*Письменный запрос*. Замени «Ходасевича» на «Мандельштама» и перепиши часть отрывка об экспрессионизме, которая открывается словами с «Среди главных открытий» и завершается словами «также (возможно) Набокова.».

*Выбранный отрывок*.
Среди главных открытий экспрессионизма – постановка проблем экзистенции, бессознательного, герменевтики, диалога, языка (в философии), мифа, вещи, «фантастического реализма» (в словесности), политического театра, атональной музыки, абстрактной живописи, «калигаризма» в кинематографе. Специально отметим здесь русский мотив – творчество учившихся или работавших в Германии художников. Особая тема – «русский Берлин»19 первой волны русской эмиграции в начале 1920-х годов. Элементы экспрессионистской образности заметны в поздних стихах Ходасевича, в прозе Андрея Белого, а также (возможно) Набокова.
Но все же главным в экспрессионизме был по-максималистеки поставленный вопрос «как жить». Он был продиктован обостренным переживанием одиночества, по-ницшеански прочувствованной богооставленностью, протестом против всепроникающей музейности цивилизации, а также цивилизационного и общественного насилия над человеком. Механистичности мира, его лжесистемности, войне как продолжению цивилизации экспрессионисты хотели бы противопоставить витальность бытия. В интерпретации экспрессионизма вопрос «голода жизни» бесспорно религиозен. Это религиозность, позволяющая вспомнить о хилиастических ересях времен Реформации. Она имеет как положительный идеал – отчаянную веру в спасение Человека и Человечества (что особо заметно в экспрессионистской драматургии), так и нигилистические оттенки. В целом свойственное культуре символизма искание «Третьего Завета» и «человекобожия» в экспрессионизме исполнено экстатичности, брутальности, недоверия к эстетическим ценностям и даже, как уже говорилось выше, определенного страха природы. Старый мир в силу своей всепроникающей и захватывающей саму природу человека фальши должен быть разрушен; возрождение человека в его «первоначальности» требует насилия, земного Апокалипсиса.

*Состав набора данных*.
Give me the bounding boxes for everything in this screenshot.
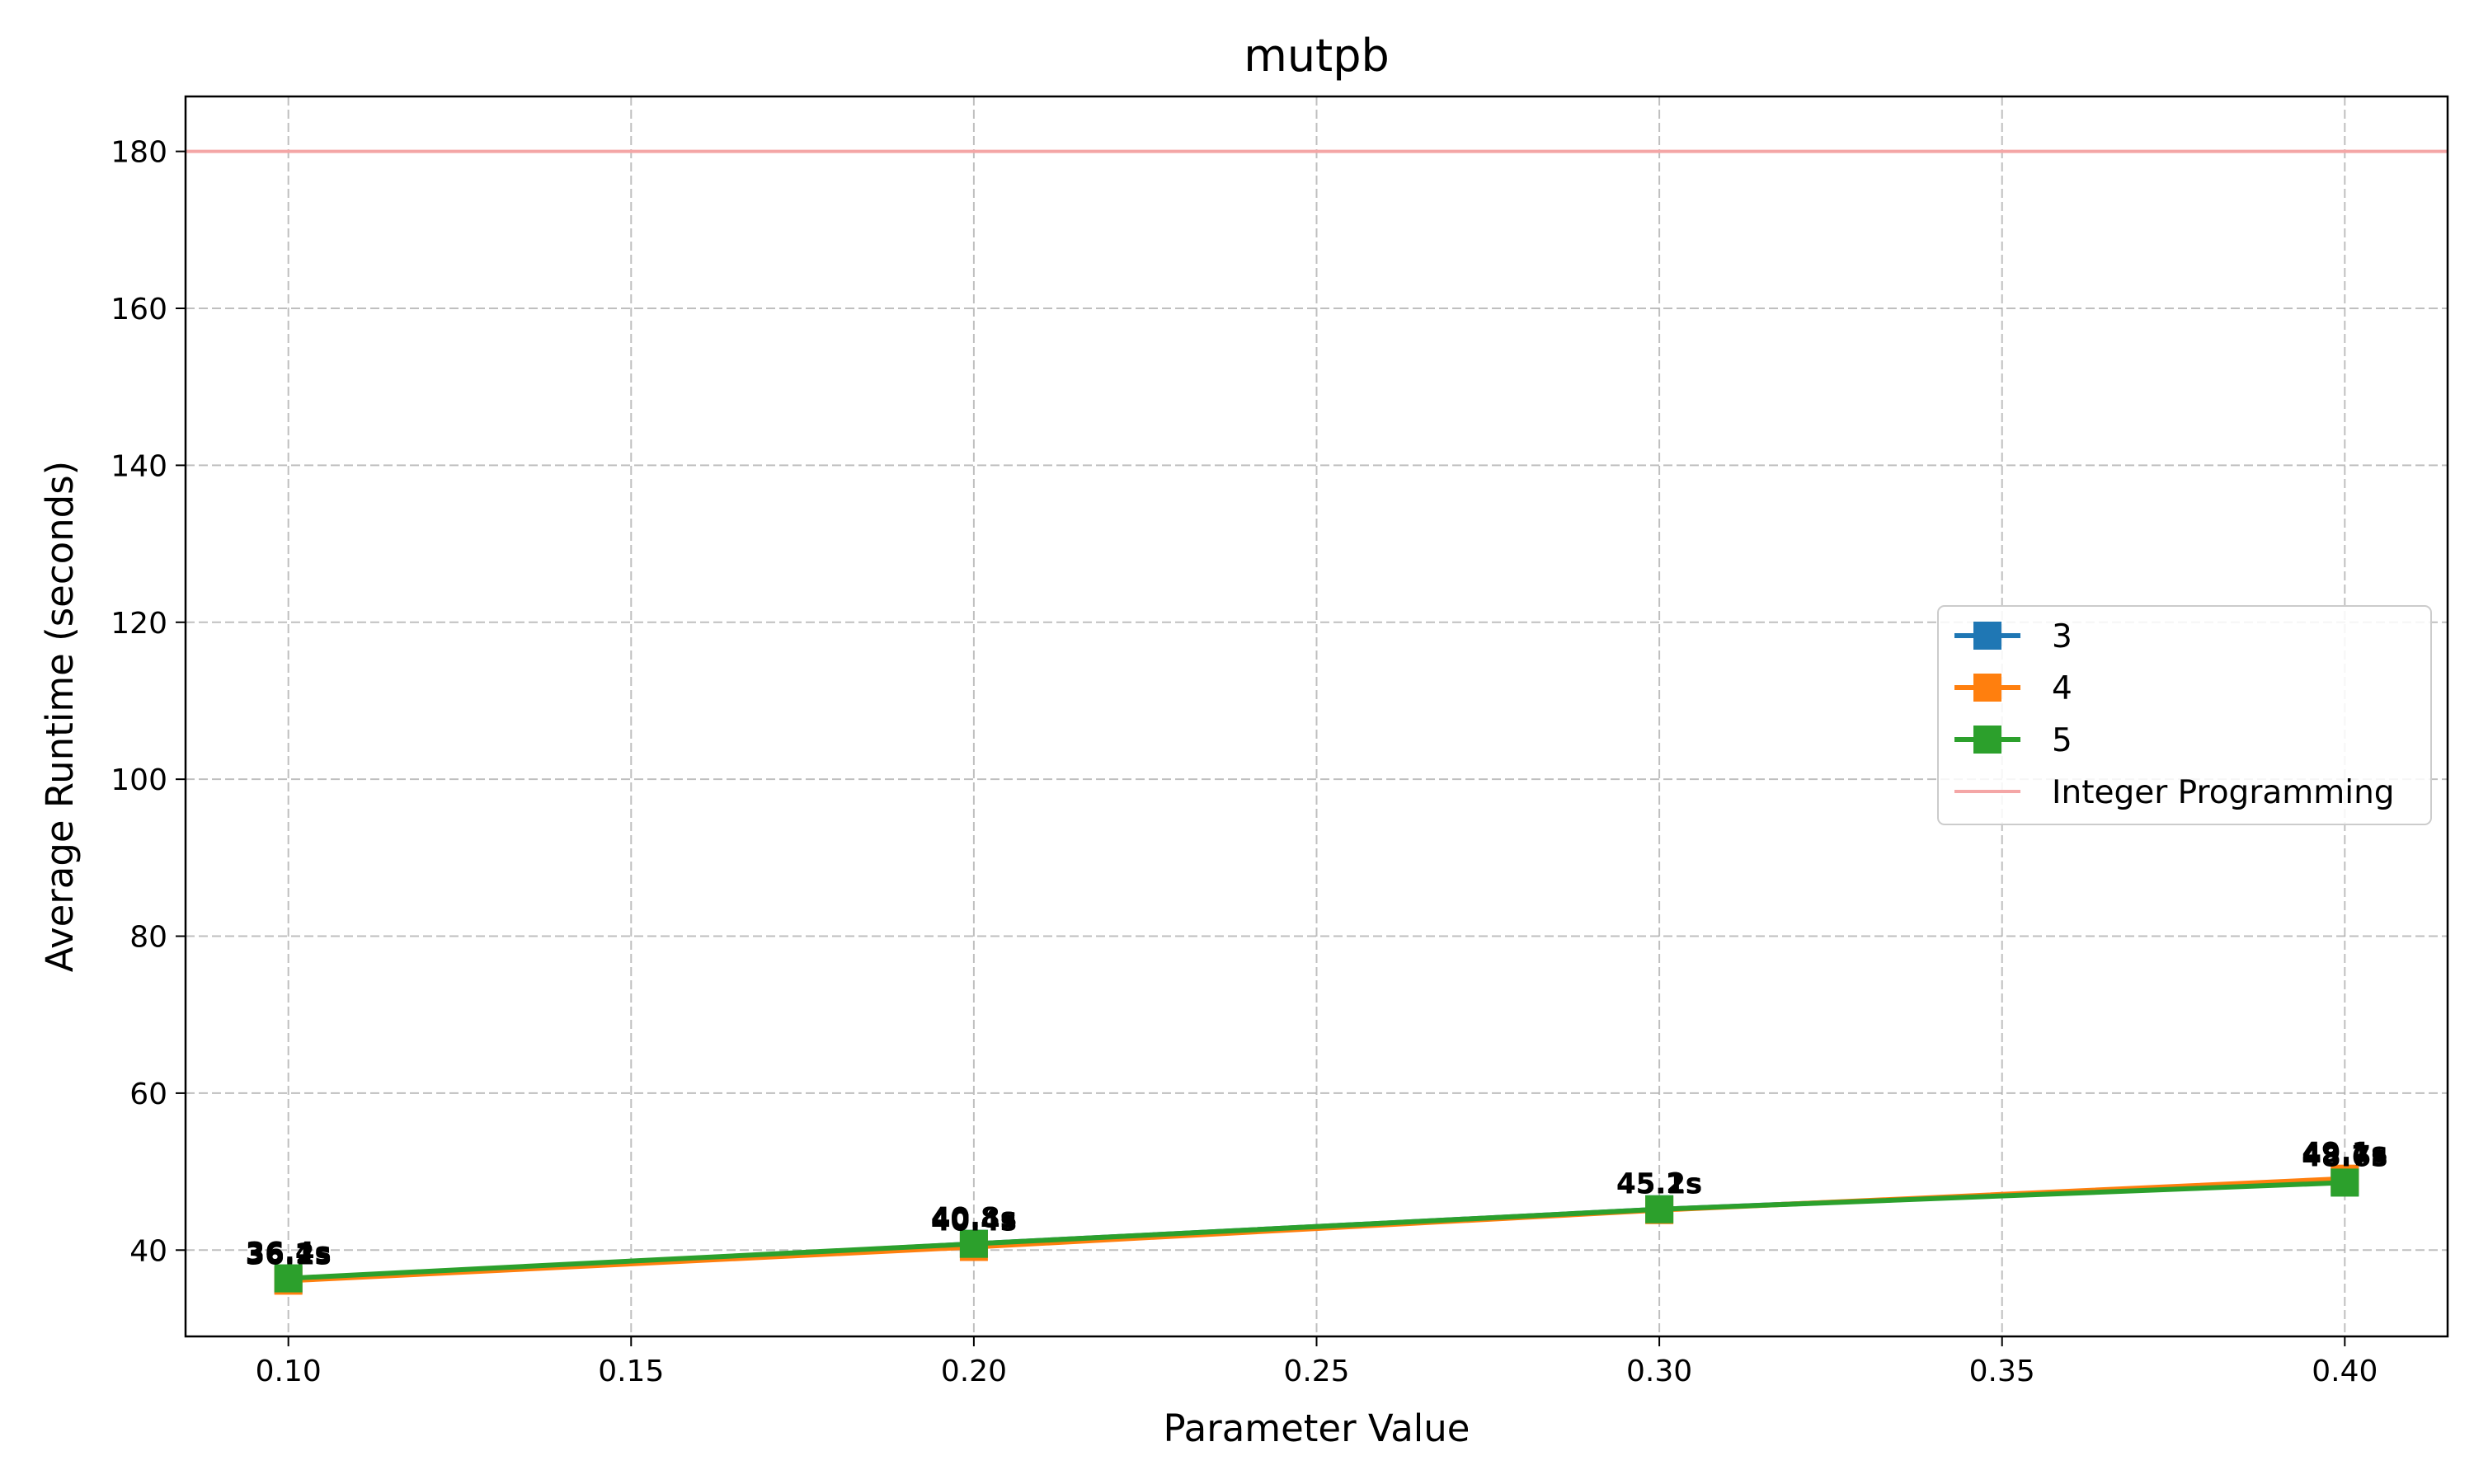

*Полный ответ*.
Среди главных открытий экспрессионизма – постановка проблем экзистенции, бессознательного, герменевтики, диалога, языка (в философии), мифа, вещи, «фантастического реализма» (в словесности), политического театра, атональной музыки, абстрактной живописи, «калигаризма» в кинематографе. Специально отметим здесь русский мотив – творчество учившихся или работавших в Германии художников. Особая тема – «русский Берлин»19 первой волны русской эмиграции в начале 1920-х годов. Элементы экспрессионистской образности заметны в поздних стихах Мандельштама, в прозе Андрея Белого, а также (возможно) Набокова.